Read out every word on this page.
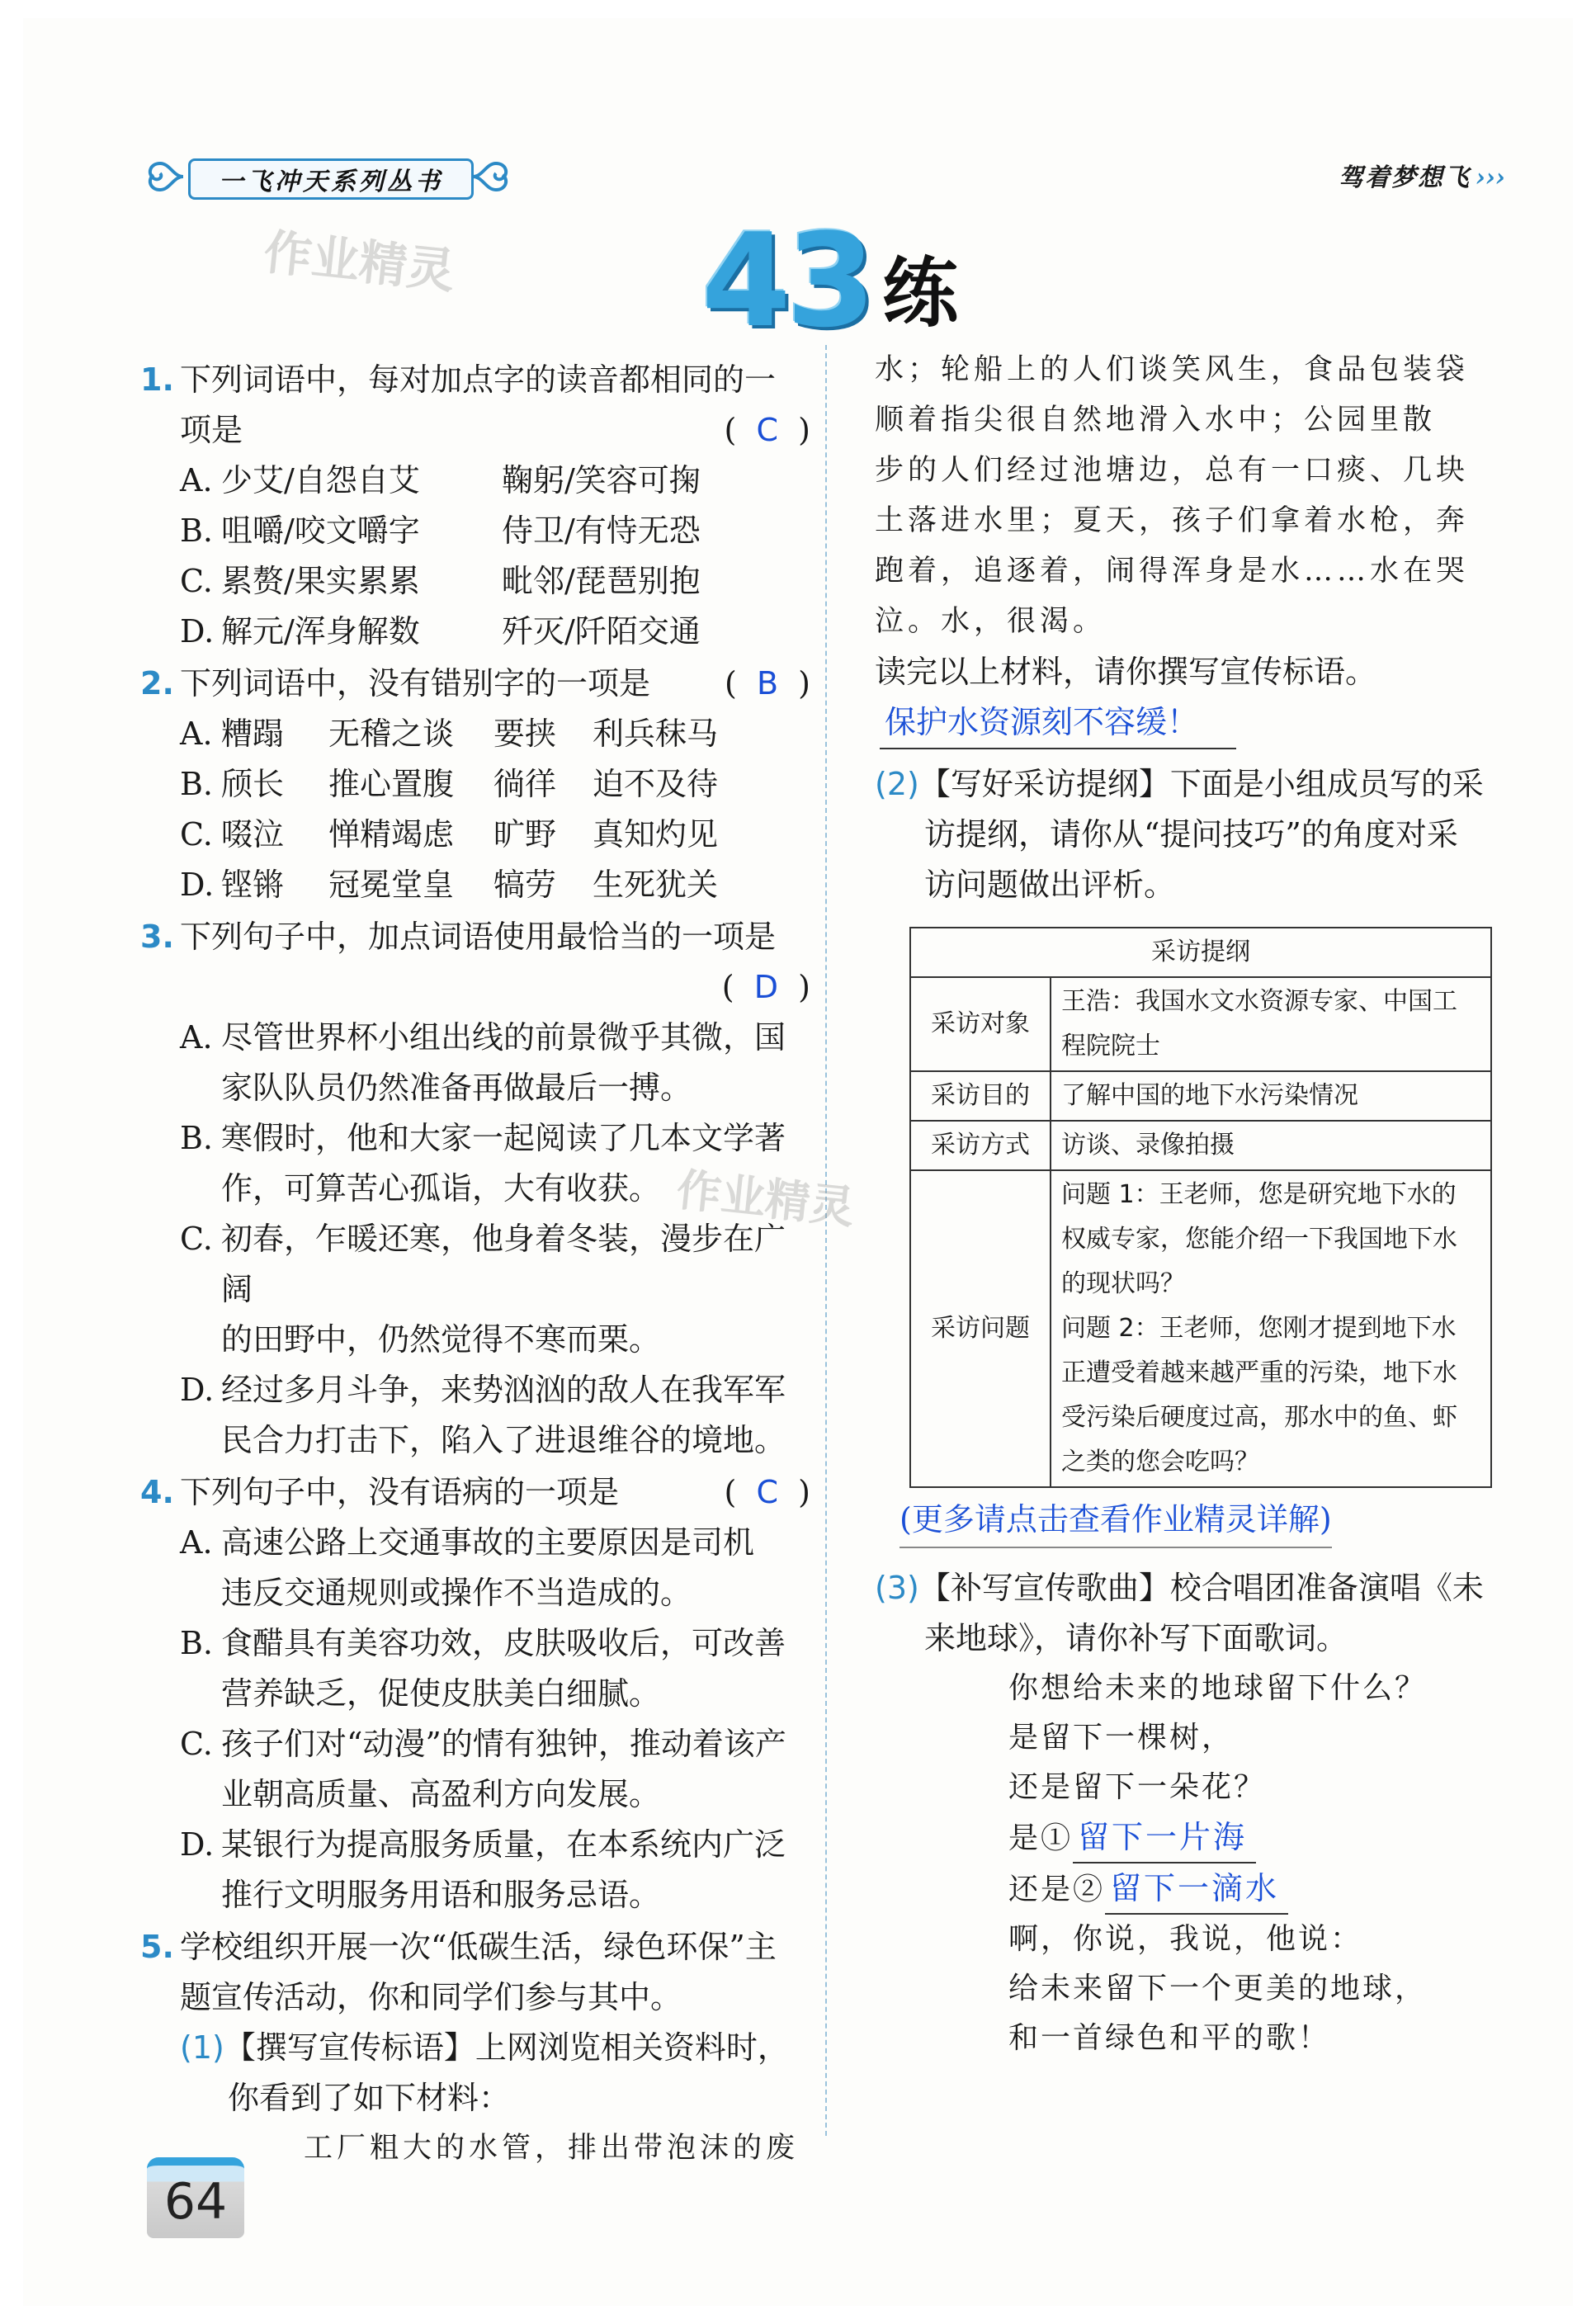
一飞冲天系列丛书	驾着梦想飞 ›››
作业精灵 43 练
1. 下列词语中，每对加点字的读音都相同的一
项是	(  C  )
A. 少艾/自怨自艾	鞠躬/笑容可掬
B. 咀嚼/咬文嚼字	侍卫/有恃无恐
C. 累赘/果实累累	毗邻/琵琶别抱
D. 解元/浑身解数	歼灭/阡陌交通
2. 下列词语中，没有错别字的一项是 (  B  )
A. 糟蹋 无稽之谈 要挟 利兵秣马
B. 颀长 推心置腹 徜徉 迫不及待
C. 啜泣 惮精竭虑 旷野 真知灼见
D. 铿锵 冠冕堂皇 犒劳 生死犹关
3. 下列句子中，加点词语使用最恰当的一项是
(  D  )
A. 尽管世界杯小组出线的前景微乎其微，国
家队队员仍然准备再做最后一搏。
B. 寒假时，他和大家一起阅读了几本文学著
作，可算苦心孤诣，大有收获。
C. 初春，乍暖还寒，他身着冬装，漫步在广阔
的田野中，仍然觉得不寒而栗。
D. 经过多月斗争，来势汹汹的敌人在我军军
民合力打击下，陷入了进退维谷的境地。
4. 下列句子中，没有语病的一项是	(  C  )
A. 高速公路上交通事故的主要原因是司机
违反交通规则或操作不当造成的。
B. 食醋具有美容功效，皮肤吸收后，可改善
营养缺乏，促使皮肤美白细腻。
C. 孩子们对“动漫”的情有独钟，推动着该产
业朝高质量、高盈利方向发展。
D. 某银行为提高服务质量，在本系统内广泛
推行文明服务用语和服务忌语。
5. 学校组织开展一次“低碳生活，绿色环保”主
题宣传活动，你和同学们参与其中。
(1)【撰写宣传标语】上网浏览相关资料时，
你看到了如下材料：
工厂粗大的水管，排出带泡沫的废
水；轮船上的人们谈笑风生，食品包装袋
顺着指尖很自然地滑入水中；公园里散
步的人们经过池塘边，总有一口痰、几块
土落进水里；夏天，孩子们拿着水枪，奔
跑着，追逐着，闹得浑身是水……水在哭
泣。水，很渴。
读完以上材料，请你撰写宣传标语。
保护水资源刻不容缓！
(2)【写好采访提纲】下面是小组成员写的采
访提纲，请你从“提问技巧”的角度对采
访问题做出评析。
采访提纲	
采访对象	王浩：我国水文水资源专家、中国工程院院士
采访目的	了解中国的地下水污染情况
采访方式	访谈、录像拍摄
采访问题	问题 1：王老师，您是研究地下水的权威专家，您能介绍一下我国地下水的现状吗？
问题 2：王老师，您刚才提到地下水正遭受着越来越严重的污染，地下水受污染后硬度过高，那水中的鱼、虾之类的您会吃吗？
(更多请点击查看作业精灵详解)
(3)【补写宣传歌曲】校合唱团准备演唱《未
来地球》，请你补写下面歌词。
你想给未来的地球留下什么？
是留下一棵树，
还是留下一朵花？
是① 留下一片海
还是② 留下一滴水
啊，你说，我说，他说：
给未来留下一个更美的地球，
和一首绿色和平的歌！
作业精灵
64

- **What is expected**: Working from the material above, transcribe it exactly while omitting pictures.

- **Exercise answer**:
Read out every word on this page.
一飞冲天系列丛书	驾着梦想飞 ›››
作业精灵 43 练
1. 下列词语中，每对加点字的读音都相同的一
项是	(  C  )
A. 少艾/自怨自艾	鞠躬/笑容可掬
B. 咀嚼/咬文嚼字	侍卫/有恃无恐
C. 累赘/果实累累	毗邻/琵琶别抱
D. 解元/浑身解数	歼灭/阡陌交通
2. 下列词语中，没有错别字的一项是 (  B  )
A. 糟蹋 无稽之谈 要挟 利兵秣马
B. 颀长 推心置腹 徜徉 迫不及待
C. 啜泣 惮精竭虑 旷野 真知灼见
D. 铿锵 冠冕堂皇 犒劳 生死犹关
3. 下列句子中，加点词语使用最恰当的一项是
(  D  )
A. 尽管世界杯小组出线的前景微乎其微，国
家队队员仍然准备再做最后一搏。
B. 寒假时，他和大家一起阅读了几本文学著
作，可算苦心孤诣，大有收获。
C. 初春，乍暖还寒，他身着冬装，漫步在广阔
的田野中，仍然觉得不寒而栗。
D. 经过多月斗争，来势汹汹的敌人在我军军
民合力打击下，陷入了进退维谷的境地。
4. 下列句子中，没有语病的一项是	(  C  )
A. 高速公路上交通事故的主要原因是司机
违反交通规则或操作不当造成的。
B. 食醋具有美容功效，皮肤吸收后，可改善
营养缺乏，促使皮肤美白细腻。
C. 孩子们对“动漫”的情有独钟，推动着该产
业朝高质量、高盈利方向发展。
D. 某银行为提高服务质量，在本系统内广泛
推行文明服务用语和服务忌语。
5. 学校组织开展一次“低碳生活，绿色环保”主
题宣传活动，你和同学们参与其中。
(1)【撰写宣传标语】上网浏览相关资料时，
你看到了如下材料：
工厂粗大的水管，排出带泡沫的废
水；轮船上的人们谈笑风生，食品包装袋
顺着指尖很自然地滑入水中；公园里散
步的人们经过池塘边，总有一口痰、几块
土落进水里；夏天，孩子们拿着水枪，奔
跑着，追逐着，闹得浑身是水……水在哭
泣。水，很渴。
读完以上材料，请你撰写宣传标语。
保护水资源刻不容缓！
(2)【写好采访提纲】下面是小组成员写的采
访提纲，请你从“提问技巧”的角度对采
访问题做出评析。
采访提纲	
采访对象	王浩：我国水文水资源专家、中国工程院院士
采访目的	了解中国的地下水污染情况
采访方式	访谈、录像拍摄
采访问题	问题 1：王老师，您是研究地下水的权威专家，您能介绍一下我国地下水的现状吗？
问题 2：王老师，您刚才提到地下水正遭受着越来越严重的污染，地下水受污染后硬度过高，那水中的鱼、虾之类的您会吃吗？
(更多请点击查看作业精灵详解)
(3)【补写宣传歌曲】校合唱团准备演唱《未
来地球》，请你补写下面歌词。
你想给未来的地球留下什么？
是留下一棵树，
还是留下一朵花？
是① 留下一片海
还是② 留下一滴水
啊，你说，我说，他说：
给未来留下一个更美的地球，
和一首绿色和平的歌！
作业精灵
64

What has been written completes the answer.